Task to complete ::
Comb through the entries for "Voilà" and pull out each line that holds it.

(Extracted data entries)
* Begin *

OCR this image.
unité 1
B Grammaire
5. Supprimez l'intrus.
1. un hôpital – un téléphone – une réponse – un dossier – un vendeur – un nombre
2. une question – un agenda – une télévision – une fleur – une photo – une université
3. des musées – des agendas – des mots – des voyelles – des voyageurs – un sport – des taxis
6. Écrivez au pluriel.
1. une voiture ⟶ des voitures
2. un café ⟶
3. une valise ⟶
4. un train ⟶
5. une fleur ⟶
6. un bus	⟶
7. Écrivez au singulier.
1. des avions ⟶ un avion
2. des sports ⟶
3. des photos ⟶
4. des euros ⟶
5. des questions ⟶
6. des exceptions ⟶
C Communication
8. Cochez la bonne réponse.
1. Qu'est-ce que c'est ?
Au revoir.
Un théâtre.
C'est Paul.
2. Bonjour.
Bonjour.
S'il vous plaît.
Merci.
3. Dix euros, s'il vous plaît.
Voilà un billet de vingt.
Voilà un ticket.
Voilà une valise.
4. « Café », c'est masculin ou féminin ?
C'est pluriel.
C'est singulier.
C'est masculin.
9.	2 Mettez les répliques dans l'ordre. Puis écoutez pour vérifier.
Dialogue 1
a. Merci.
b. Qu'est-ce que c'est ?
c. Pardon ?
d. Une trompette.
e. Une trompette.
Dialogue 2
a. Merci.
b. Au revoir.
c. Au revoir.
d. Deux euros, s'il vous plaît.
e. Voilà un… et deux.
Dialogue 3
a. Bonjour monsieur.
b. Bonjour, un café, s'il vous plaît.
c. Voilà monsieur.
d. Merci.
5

* End *

Exercise response ::
Voilà un billet de vingt.
Voilà un ticket.
Voilà une valise.
e. Voilà un… et deux.
c. Voilà monsieur.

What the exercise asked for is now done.